▶ [Brief] Could you transcribe every record below exactly as written, leaving out any pictures?

▶ [Supplied material]
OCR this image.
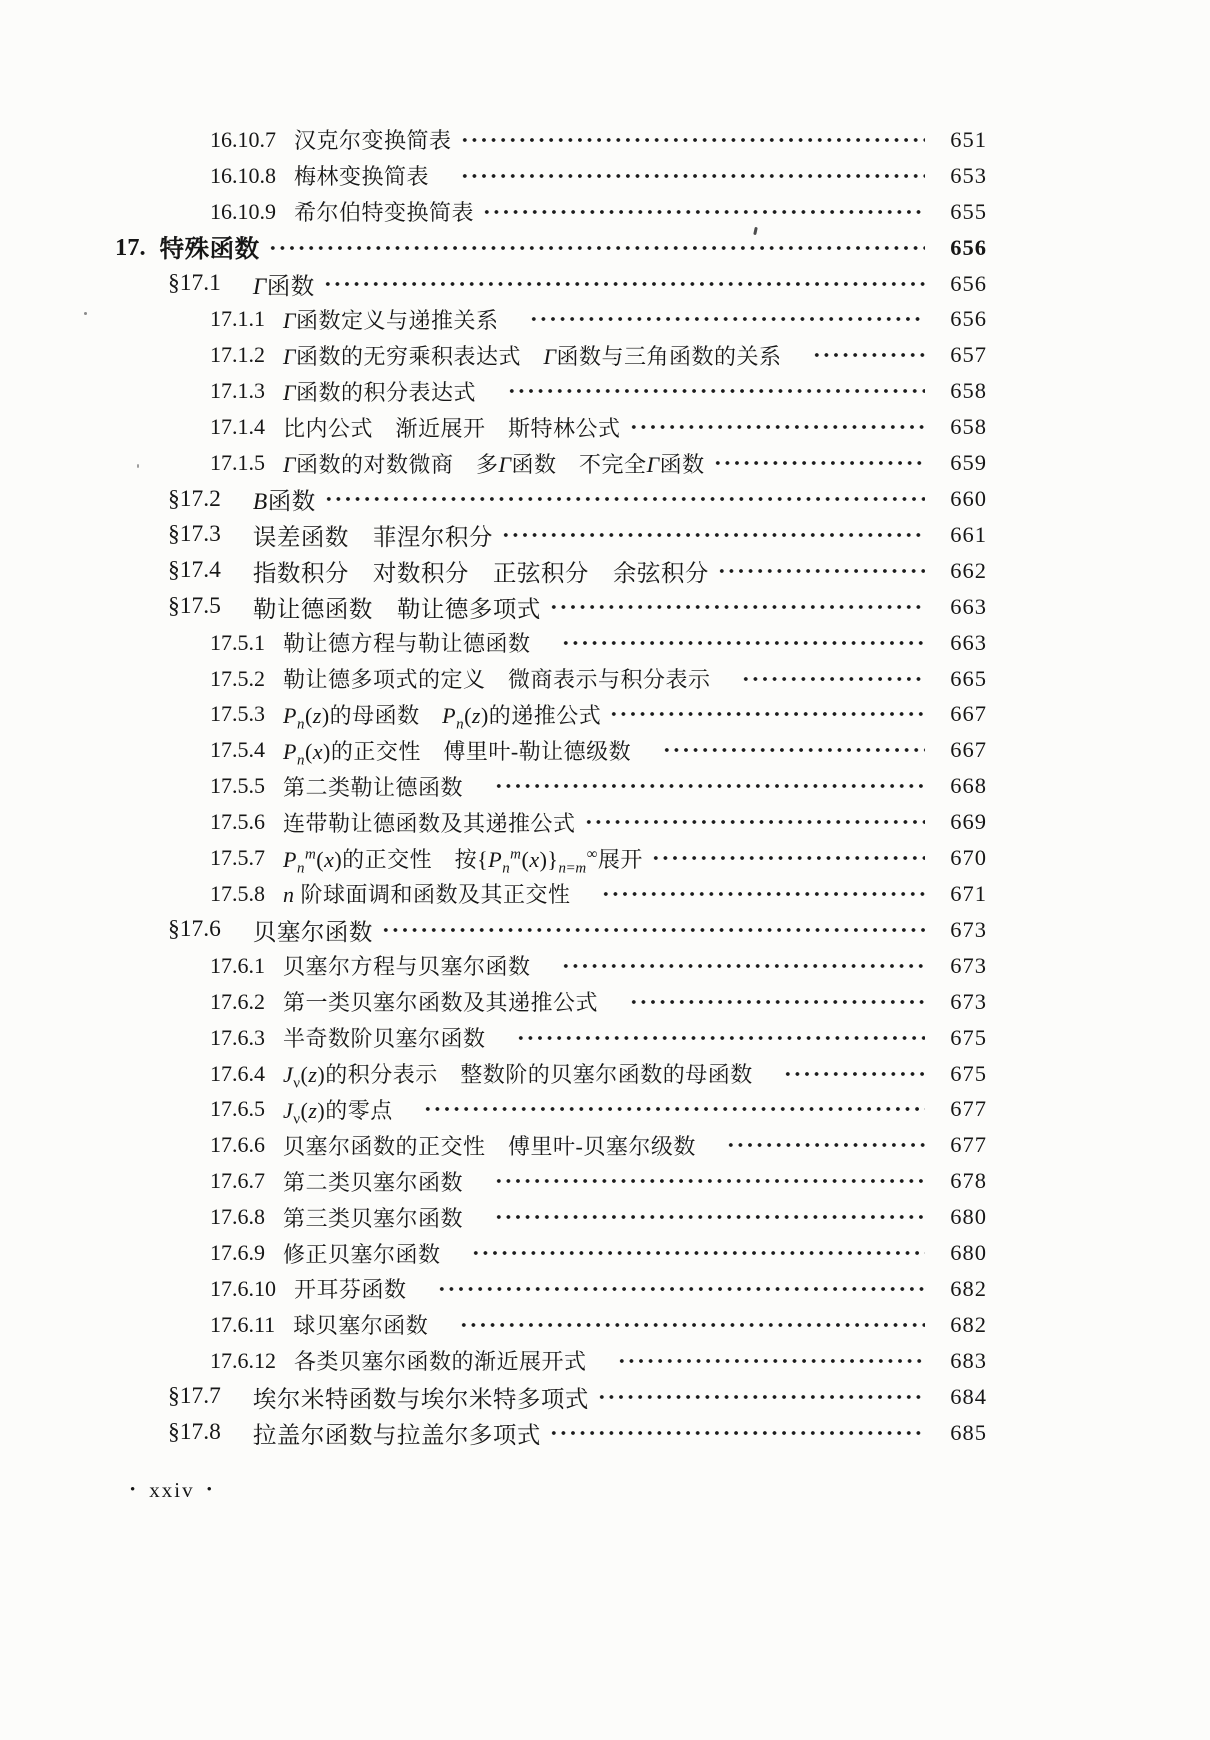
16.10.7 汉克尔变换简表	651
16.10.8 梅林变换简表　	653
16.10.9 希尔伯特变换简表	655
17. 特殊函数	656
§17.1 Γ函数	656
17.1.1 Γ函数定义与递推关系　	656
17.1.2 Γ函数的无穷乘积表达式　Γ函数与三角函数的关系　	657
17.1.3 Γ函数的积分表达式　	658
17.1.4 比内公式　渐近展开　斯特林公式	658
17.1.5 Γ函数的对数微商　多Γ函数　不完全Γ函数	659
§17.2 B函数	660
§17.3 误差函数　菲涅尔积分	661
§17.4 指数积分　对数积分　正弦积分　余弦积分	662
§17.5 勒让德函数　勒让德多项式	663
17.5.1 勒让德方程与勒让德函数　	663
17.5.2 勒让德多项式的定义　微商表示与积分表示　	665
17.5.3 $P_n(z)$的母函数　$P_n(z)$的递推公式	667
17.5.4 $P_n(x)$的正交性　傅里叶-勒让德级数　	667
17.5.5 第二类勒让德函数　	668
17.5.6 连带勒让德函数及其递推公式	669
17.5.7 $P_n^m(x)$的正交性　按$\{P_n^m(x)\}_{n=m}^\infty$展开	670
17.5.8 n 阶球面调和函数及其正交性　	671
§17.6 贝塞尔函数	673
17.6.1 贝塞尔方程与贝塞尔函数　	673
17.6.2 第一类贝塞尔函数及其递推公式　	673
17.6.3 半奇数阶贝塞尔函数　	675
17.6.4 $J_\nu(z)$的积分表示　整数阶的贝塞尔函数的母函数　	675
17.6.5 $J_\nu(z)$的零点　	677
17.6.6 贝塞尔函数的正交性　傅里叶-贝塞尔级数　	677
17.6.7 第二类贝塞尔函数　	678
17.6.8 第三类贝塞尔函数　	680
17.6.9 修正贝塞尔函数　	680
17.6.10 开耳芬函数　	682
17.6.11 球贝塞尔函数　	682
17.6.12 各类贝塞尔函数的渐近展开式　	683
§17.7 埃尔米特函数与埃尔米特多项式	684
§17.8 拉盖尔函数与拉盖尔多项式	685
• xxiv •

▶ [Response to the exercise]
OCR this image.
16.10.7 汉克尔变换简表	651
16.10.8 梅林变换简表　	653
16.10.9 希尔伯特变换简表	655
17. 特殊函数	656
§17.1 Γ函数	656
17.1.1 Γ函数定义与递推关系　	656
17.1.2 Γ函数的无穷乘积表达式　Γ函数与三角函数的关系　	657
17.1.3 Γ函数的积分表达式　	658
17.1.4 比内公式　渐近展开　斯特林公式	658
17.1.5 Γ函数的对数微商　多Γ函数　不完全Γ函数	659
§17.2 B函数	660
§17.3 误差函数　菲涅尔积分	661
§17.4 指数积分　对数积分　正弦积分　余弦积分	662
§17.5 勒让德函数　勒让德多项式	663
17.5.1 勒让德方程与勒让德函数　	663
17.5.2 勒让德多项式的定义　微商表示与积分表示　	665
17.5.3 $P_n(z)$的母函数　$P_n(z)$的递推公式	667
17.5.4 $P_n(x)$的正交性　傅里叶-勒让德级数　	667
17.5.5 第二类勒让德函数　	668
17.5.6 连带勒让德函数及其递推公式	669
17.5.7 $P_n^m(x)$的正交性　按$\{P_n^m(x)\}_{n=m}^\infty$展开	670
17.5.8 n 阶球面调和函数及其正交性　	671
§17.6 贝塞尔函数	673
17.6.1 贝塞尔方程与贝塞尔函数　	673
17.6.2 第一类贝塞尔函数及其递推公式　	673
17.6.3 半奇数阶贝塞尔函数　	675
17.6.4 $J_\nu(z)$的积分表示　整数阶的贝塞尔函数的母函数　	675
17.6.5 $J_\nu(z)$的零点　	677
17.6.6 贝塞尔函数的正交性　傅里叶-贝塞尔级数　	677
17.6.7 第二类贝塞尔函数　	678
17.6.8 第三类贝塞尔函数　	680
17.6.9 修正贝塞尔函数　	680
17.6.10 开耳芬函数　	682
17.6.11 球贝塞尔函数　	682
17.6.12 各类贝塞尔函数的渐近展开式　	683
§17.7 埃尔米特函数与埃尔米特多项式	684
§17.8 拉盖尔函数与拉盖尔多项式	685
• xxiv •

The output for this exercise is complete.